▶ Supplied records:
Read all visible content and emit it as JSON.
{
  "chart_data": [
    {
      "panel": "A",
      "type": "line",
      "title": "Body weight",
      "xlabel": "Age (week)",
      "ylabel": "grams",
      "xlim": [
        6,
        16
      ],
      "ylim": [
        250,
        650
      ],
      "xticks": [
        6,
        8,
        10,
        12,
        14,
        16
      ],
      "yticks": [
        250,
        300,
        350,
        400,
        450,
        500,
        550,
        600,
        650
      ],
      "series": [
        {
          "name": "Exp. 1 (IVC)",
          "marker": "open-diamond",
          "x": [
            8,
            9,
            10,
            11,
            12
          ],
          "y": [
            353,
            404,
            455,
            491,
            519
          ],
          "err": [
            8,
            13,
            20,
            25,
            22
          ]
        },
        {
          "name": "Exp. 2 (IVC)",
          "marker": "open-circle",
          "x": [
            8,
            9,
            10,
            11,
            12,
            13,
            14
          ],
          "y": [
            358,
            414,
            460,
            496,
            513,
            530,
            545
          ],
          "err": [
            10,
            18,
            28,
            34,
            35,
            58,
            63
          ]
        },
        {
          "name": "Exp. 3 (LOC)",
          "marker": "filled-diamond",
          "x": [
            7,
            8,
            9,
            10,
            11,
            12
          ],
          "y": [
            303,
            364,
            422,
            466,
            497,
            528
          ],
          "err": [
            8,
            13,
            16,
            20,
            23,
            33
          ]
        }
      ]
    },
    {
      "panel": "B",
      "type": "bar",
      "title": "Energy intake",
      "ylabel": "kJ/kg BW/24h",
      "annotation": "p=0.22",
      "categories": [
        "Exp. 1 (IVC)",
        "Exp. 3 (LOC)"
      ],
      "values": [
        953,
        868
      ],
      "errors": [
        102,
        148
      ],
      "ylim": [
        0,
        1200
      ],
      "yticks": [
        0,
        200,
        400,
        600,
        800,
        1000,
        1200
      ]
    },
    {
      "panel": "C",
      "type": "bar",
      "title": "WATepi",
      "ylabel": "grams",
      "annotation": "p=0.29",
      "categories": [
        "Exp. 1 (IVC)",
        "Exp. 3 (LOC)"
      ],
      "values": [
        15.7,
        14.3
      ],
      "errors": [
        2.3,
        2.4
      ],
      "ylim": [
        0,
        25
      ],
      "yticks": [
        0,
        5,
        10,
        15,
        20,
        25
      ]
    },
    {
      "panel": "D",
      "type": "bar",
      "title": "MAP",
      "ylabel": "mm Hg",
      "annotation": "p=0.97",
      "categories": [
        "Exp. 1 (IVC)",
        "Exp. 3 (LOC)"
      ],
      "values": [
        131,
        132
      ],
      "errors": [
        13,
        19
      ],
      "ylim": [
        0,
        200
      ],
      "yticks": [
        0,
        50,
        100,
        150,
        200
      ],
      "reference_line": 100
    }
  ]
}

▶ Goal: Isolate the lines above that contain the word "name" and copy them.

▶ Result of this exercise:
          "name": "Exp. 1 (IVC)",
          "name": "Exp. 2 (IVC)",
          "name": "Exp. 3 (LOC)",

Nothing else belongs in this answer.